Provide an exact transcription of all the records.

--

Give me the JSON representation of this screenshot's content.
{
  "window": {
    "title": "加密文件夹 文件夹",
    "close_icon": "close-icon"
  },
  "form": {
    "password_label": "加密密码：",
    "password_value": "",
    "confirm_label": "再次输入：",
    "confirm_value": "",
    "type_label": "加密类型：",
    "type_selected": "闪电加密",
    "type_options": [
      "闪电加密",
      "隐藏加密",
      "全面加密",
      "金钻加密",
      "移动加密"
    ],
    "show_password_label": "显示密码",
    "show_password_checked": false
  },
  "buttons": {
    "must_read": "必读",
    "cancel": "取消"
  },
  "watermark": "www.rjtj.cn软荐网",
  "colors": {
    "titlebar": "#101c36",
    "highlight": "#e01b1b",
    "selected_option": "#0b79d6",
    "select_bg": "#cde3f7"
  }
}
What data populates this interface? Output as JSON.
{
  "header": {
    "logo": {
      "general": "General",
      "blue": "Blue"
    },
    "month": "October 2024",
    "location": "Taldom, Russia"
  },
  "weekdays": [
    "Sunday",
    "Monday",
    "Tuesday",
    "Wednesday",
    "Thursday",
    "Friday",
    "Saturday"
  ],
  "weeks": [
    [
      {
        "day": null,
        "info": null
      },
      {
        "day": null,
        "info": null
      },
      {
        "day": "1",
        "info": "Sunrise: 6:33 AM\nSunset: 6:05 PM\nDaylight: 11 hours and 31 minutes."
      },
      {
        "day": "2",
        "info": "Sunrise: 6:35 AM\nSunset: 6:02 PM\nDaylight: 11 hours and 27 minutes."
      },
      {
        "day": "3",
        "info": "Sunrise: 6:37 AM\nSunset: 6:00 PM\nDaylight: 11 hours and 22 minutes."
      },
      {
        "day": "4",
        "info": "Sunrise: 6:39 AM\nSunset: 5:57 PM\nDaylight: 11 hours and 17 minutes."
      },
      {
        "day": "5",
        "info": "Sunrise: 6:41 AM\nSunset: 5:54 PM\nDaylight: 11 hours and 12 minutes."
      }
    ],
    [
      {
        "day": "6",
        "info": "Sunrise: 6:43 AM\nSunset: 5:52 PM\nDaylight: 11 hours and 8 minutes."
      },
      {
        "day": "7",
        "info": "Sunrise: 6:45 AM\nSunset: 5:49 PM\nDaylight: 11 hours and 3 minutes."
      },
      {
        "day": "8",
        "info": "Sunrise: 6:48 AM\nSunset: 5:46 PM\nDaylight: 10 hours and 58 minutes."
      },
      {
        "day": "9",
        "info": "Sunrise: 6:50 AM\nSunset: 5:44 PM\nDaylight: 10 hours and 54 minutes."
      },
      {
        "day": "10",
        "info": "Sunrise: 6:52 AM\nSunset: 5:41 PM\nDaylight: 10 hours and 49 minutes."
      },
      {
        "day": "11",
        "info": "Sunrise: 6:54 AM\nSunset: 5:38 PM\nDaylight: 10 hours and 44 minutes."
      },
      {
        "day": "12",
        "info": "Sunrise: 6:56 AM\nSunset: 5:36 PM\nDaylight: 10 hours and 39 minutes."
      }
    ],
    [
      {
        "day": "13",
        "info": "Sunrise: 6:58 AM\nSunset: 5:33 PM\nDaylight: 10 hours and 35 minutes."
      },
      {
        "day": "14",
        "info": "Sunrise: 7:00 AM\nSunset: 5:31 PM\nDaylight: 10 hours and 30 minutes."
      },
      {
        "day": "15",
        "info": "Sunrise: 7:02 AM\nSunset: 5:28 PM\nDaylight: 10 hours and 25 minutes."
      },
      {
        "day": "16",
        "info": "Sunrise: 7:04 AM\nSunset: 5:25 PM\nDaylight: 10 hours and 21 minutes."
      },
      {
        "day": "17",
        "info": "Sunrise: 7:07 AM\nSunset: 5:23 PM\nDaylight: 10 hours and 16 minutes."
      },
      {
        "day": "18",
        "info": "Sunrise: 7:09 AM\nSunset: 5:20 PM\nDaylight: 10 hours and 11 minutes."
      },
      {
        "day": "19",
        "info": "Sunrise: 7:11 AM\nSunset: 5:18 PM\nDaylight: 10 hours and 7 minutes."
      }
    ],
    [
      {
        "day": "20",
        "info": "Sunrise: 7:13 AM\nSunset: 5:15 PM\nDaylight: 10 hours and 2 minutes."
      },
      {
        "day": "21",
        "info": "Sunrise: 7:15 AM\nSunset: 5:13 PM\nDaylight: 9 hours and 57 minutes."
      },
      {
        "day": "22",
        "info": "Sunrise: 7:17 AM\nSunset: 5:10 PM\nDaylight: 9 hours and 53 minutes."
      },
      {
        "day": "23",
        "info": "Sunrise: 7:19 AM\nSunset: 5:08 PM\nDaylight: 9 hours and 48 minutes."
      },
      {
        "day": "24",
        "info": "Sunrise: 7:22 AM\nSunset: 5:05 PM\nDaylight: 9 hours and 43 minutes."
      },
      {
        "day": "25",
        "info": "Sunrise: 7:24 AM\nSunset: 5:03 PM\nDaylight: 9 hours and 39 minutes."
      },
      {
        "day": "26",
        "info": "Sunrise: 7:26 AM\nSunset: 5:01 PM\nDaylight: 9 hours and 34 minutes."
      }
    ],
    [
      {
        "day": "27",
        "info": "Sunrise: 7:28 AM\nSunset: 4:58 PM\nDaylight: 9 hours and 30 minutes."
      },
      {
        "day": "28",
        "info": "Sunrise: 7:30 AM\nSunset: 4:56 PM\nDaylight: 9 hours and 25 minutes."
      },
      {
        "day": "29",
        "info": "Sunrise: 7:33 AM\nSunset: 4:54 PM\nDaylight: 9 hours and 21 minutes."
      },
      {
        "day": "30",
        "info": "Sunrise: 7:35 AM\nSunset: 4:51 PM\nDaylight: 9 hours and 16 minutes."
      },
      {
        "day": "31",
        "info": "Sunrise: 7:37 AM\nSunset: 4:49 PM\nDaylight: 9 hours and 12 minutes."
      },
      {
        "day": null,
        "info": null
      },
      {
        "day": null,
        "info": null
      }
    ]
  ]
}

--

◆ Finished answer ◆
Give me the JSON representation of this screenshot's content.
{
  "window": {
    "title": "加密文件夹 文件夹",
    "close_icon": "close-icon"
  },
  "form": {
    "password_label": "加密密码：",
    "password_value": "",
    "confirm_label": "再次输入：",
    "confirm_value": "",
    "type_label": "加密类型：",
    "type_selected": "闪电加密",
    "type_options": [
      "闪电加密",
      "隐藏加密",
      "全面加密",
      "金钻加密",
      "移动加密"
    ],
    "show_password_label": "显示密码",
    "show_password_checked": false
  },
  "buttons": {
    "must_read": "必读",
    "cancel": "取消"
  },
  "watermark": "www.rjtj.cn软荐网",
  "colors": {
    "titlebar": "#101c36",
    "highlight": "#e01b1b",
    "selected_option": "#0b79d6",
    "select_bg": "#cde3f7"
  }
}
What data populates this interface? Output as JSON.
{
  "header": {
    "logo": {
      "general": "General",
      "blue": "Blue"
    },
    "month": "October 2024",
    "location": "Taldom, Russia"
  },
  "weekdays": [
    "Sunday",
    "Monday",
    "Tuesday",
    "Wednesday",
    "Thursday",
    "Friday",
    "Saturday"
  ],
  "weeks": [
    [
      {
        "day": null,
        "info": null
      },
      {
        "day": null,
        "info": null
      },
      {
        "day": "1",
        "info": "Sunrise: 6:33 AM\nSunset: 6:05 PM\nDaylight: 11 hours and 31 minutes."
      },
      {
        "day": "2",
        "info": "Sunrise: 6:35 AM\nSunset: 6:02 PM\nDaylight: 11 hours and 27 minutes."
      },
      {
        "day": "3",
        "info": "Sunrise: 6:37 AM\nSunset: 6:00 PM\nDaylight: 11 hours and 22 minutes."
      },
      {
        "day": "4",
        "info": "Sunrise: 6:39 AM\nSunset: 5:57 PM\nDaylight: 11 hours and 17 minutes."
      },
      {
        "day": "5",
        "info": "Sunrise: 6:41 AM\nSunset: 5:54 PM\nDaylight: 11 hours and 12 minutes."
      }
    ],
    [
      {
        "day": "6",
        "info": "Sunrise: 6:43 AM\nSunset: 5:52 PM\nDaylight: 11 hours and 8 minutes."
      },
      {
        "day": "7",
        "info": "Sunrise: 6:45 AM\nSunset: 5:49 PM\nDaylight: 11 hours and 3 minutes."
      },
      {
        "day": "8",
        "info": "Sunrise: 6:48 AM\nSunset: 5:46 PM\nDaylight: 10 hours and 58 minutes."
      },
      {
        "day": "9",
        "info": "Sunrise: 6:50 AM\nSunset: 5:44 PM\nDaylight: 10 hours and 54 minutes."
      },
      {
        "day": "10",
        "info": "Sunrise: 6:52 AM\nSunset: 5:41 PM\nDaylight: 10 hours and 49 minutes."
      },
      {
        "day": "11",
        "info": "Sunrise: 6:54 AM\nSunset: 5:38 PM\nDaylight: 10 hours and 44 minutes."
      },
      {
        "day": "12",
        "info": "Sunrise: 6:56 AM\nSunset: 5:36 PM\nDaylight: 10 hours and 39 minutes."
      }
    ],
    [
      {
        "day": "13",
        "info": "Sunrise: 6:58 AM\nSunset: 5:33 PM\nDaylight: 10 hours and 35 minutes."
      },
      {
        "day": "14",
        "info": "Sunrise: 7:00 AM\nSunset: 5:31 PM\nDaylight: 10 hours and 30 minutes."
      },
      {
        "day": "15",
        "info": "Sunrise: 7:02 AM\nSunset: 5:28 PM\nDaylight: 10 hours and 25 minutes."
      },
      {
        "day": "16",
        "info": "Sunrise: 7:04 AM\nSunset: 5:25 PM\nDaylight: 10 hours and 21 minutes."
      },
      {
        "day": "17",
        "info": "Sunrise: 7:07 AM\nSunset: 5:23 PM\nDaylight: 10 hours and 16 minutes."
      },
      {
        "day": "18",
        "info": "Sunrise: 7:09 AM\nSunset: 5:20 PM\nDaylight: 10 hours and 11 minutes."
      },
      {
        "day": "19",
        "info": "Sunrise: 7:11 AM\nSunset: 5:18 PM\nDaylight: 10 hours and 7 minutes."
      }
    ],
    [
      {
        "day": "20",
        "info": "Sunrise: 7:13 AM\nSunset: 5:15 PM\nDaylight: 10 hours and 2 minutes."
      },
      {
        "day": "21",
        "info": "Sunrise: 7:15 AM\nSunset: 5:13 PM\nDaylight: 9 hours and 57 minutes."
      },
      {
        "day": "22",
        "info": "Sunrise: 7:17 AM\nSunset: 5:10 PM\nDaylight: 9 hours and 53 minutes."
      },
      {
        "day": "23",
        "info": "Sunrise: 7:19 AM\nSunset: 5:08 PM\nDaylight: 9 hours and 48 minutes."
      },
      {
        "day": "24",
        "info": "Sunrise: 7:22 AM\nSunset: 5:05 PM\nDaylight: 9 hours and 43 minutes."
      },
      {
        "day": "25",
        "info": "Sunrise: 7:24 AM\nSunset: 5:03 PM\nDaylight: 9 hours and 39 minutes."
      },
      {
        "day": "26",
        "info": "Sunrise: 7:26 AM\nSunset: 5:01 PM\nDaylight: 9 hours and 34 minutes."
      }
    ],
    [
      {
        "day": "27",
        "info": "Sunrise: 7:28 AM\nSunset: 4:58 PM\nDaylight: 9 hours and 30 minutes."
      },
      {
        "day": "28",
        "info": "Sunrise: 7:30 AM\nSunset: 4:56 PM\nDaylight: 9 hours and 25 minutes."
      },
      {
        "day": "29",
        "info": "Sunrise: 7:33 AM\nSunset: 4:54 PM\nDaylight: 9 hours and 21 minutes."
      },
      {
        "day": "30",
        "info": "Sunrise: 7:35 AM\nSunset: 4:51 PM\nDaylight: 9 hours and 16 minutes."
      },
      {
        "day": "31",
        "info": "Sunrise: 7:37 AM\nSunset: 4:49 PM\nDaylight: 9 hours and 12 minutes."
      },
      {
        "day": null,
        "info": null
      },
      {
        "day": null,
        "info": null
      }
    ]
  ]
}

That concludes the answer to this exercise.